Extracted records
══════════════════════════════

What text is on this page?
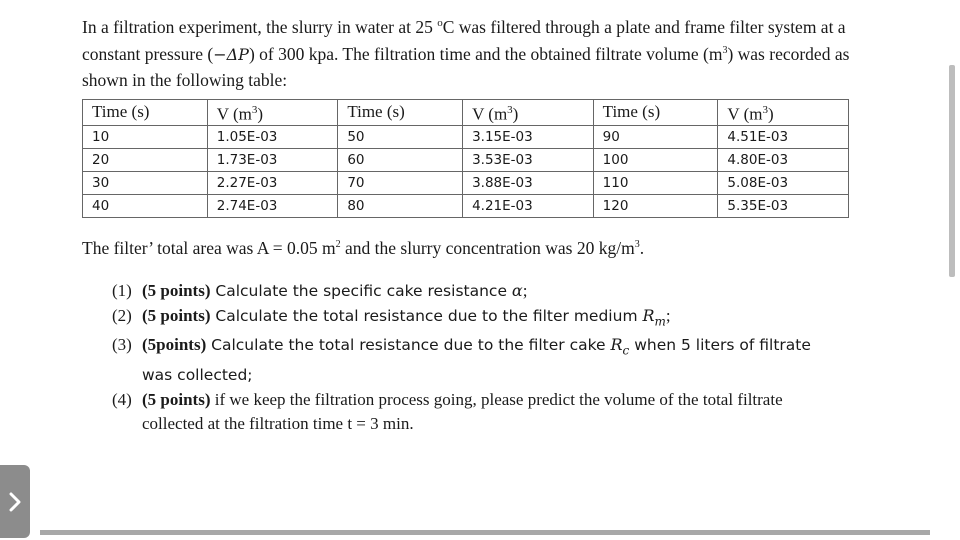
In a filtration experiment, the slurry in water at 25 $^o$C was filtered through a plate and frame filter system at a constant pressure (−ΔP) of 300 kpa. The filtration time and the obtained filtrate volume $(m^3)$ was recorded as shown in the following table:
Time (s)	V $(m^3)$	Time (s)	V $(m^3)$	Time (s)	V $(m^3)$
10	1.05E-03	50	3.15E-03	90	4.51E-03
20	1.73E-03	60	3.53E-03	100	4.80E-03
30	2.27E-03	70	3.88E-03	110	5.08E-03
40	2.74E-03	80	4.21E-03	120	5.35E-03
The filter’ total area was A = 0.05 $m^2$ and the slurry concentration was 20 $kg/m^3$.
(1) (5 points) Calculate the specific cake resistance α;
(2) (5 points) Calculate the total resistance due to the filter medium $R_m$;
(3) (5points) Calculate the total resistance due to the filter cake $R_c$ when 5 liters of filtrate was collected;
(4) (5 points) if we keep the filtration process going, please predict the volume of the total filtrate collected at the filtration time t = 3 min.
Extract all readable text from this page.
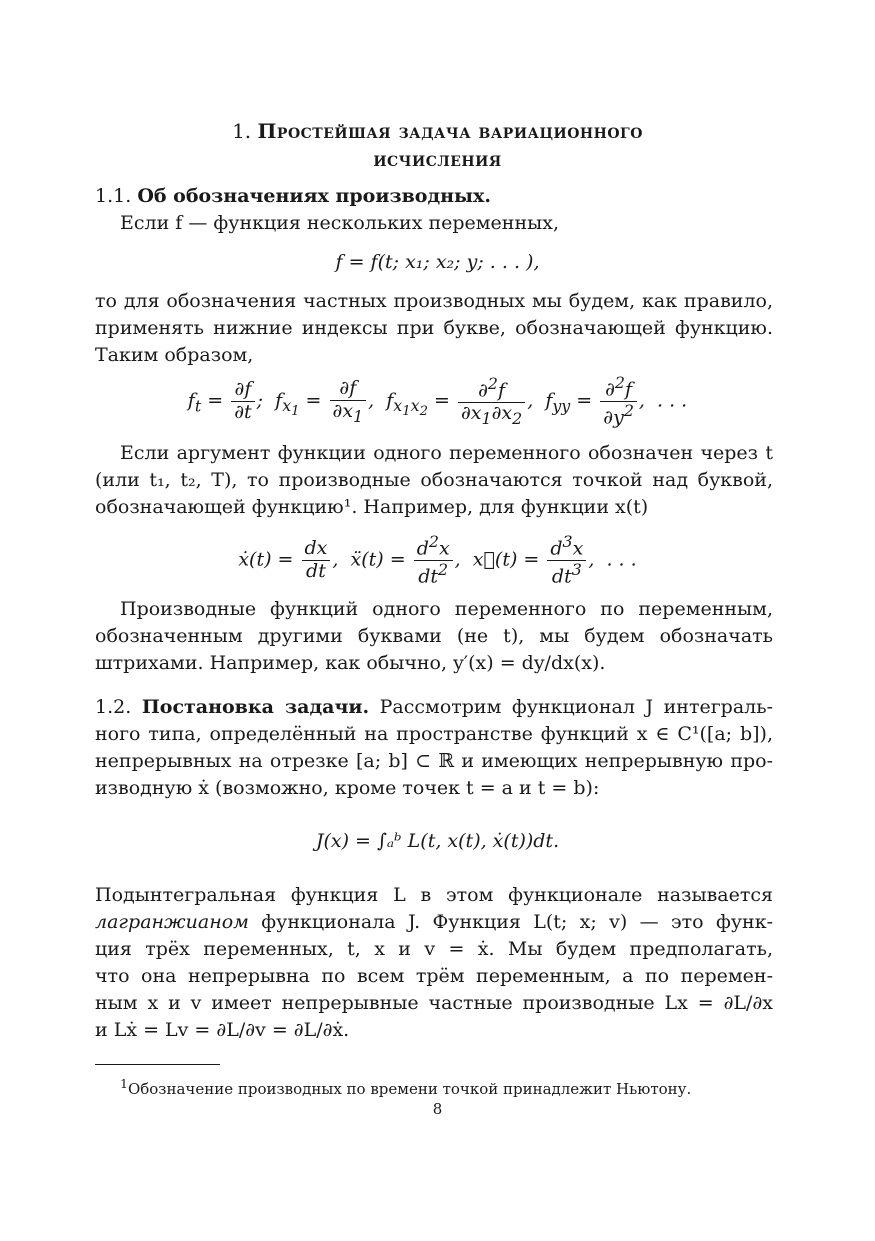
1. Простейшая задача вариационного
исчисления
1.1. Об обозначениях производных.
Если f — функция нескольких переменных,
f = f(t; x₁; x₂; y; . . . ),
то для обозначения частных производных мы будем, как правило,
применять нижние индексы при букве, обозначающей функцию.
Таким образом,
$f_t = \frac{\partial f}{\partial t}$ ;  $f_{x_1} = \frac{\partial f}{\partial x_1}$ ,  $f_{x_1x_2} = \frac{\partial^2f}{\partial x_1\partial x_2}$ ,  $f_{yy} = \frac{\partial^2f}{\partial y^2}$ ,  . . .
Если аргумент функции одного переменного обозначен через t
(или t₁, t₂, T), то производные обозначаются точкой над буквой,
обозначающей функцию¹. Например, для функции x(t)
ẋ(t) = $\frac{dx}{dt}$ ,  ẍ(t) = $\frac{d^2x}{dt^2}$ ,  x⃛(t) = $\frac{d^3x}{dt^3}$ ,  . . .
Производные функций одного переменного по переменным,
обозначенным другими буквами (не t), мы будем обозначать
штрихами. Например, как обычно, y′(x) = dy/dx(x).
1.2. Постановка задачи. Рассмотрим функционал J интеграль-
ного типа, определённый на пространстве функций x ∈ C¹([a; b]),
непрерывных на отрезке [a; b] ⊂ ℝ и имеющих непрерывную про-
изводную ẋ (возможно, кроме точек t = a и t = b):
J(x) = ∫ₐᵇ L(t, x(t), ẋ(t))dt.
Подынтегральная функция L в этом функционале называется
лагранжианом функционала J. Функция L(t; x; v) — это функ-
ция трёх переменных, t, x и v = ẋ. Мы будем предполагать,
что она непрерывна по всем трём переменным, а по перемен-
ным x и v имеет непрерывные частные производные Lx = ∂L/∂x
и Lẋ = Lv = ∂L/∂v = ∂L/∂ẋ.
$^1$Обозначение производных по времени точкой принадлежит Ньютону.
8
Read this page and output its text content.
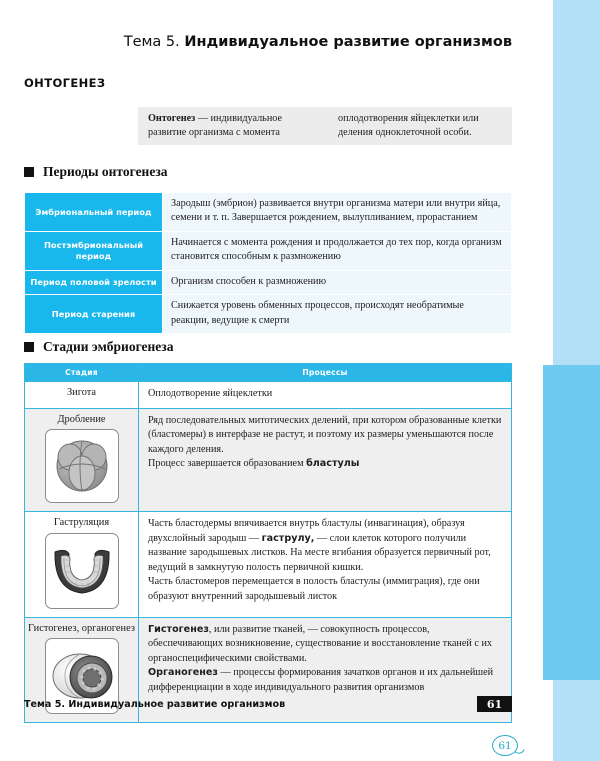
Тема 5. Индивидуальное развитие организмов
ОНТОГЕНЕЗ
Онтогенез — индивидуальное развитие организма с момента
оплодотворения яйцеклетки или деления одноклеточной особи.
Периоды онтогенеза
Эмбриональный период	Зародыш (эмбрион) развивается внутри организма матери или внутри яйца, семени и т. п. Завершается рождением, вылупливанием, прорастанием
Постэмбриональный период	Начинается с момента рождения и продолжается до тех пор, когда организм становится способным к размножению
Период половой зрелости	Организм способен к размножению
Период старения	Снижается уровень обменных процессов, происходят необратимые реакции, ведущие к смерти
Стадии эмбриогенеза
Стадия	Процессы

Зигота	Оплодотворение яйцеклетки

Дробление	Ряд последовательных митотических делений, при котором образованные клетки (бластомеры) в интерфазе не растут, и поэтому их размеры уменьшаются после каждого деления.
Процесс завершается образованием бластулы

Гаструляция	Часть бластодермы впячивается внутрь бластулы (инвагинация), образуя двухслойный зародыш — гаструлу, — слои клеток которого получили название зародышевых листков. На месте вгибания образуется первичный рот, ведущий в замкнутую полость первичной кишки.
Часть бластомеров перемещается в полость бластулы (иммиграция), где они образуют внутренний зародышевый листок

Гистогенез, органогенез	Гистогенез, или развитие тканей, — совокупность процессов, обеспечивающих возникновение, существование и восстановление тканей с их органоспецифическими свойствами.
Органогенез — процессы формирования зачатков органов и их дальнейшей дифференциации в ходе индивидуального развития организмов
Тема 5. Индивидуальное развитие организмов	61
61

══════════════════════════════

Count the lines of these entries that hold the string "момента", and give only that number.

- _Expected answer_:
2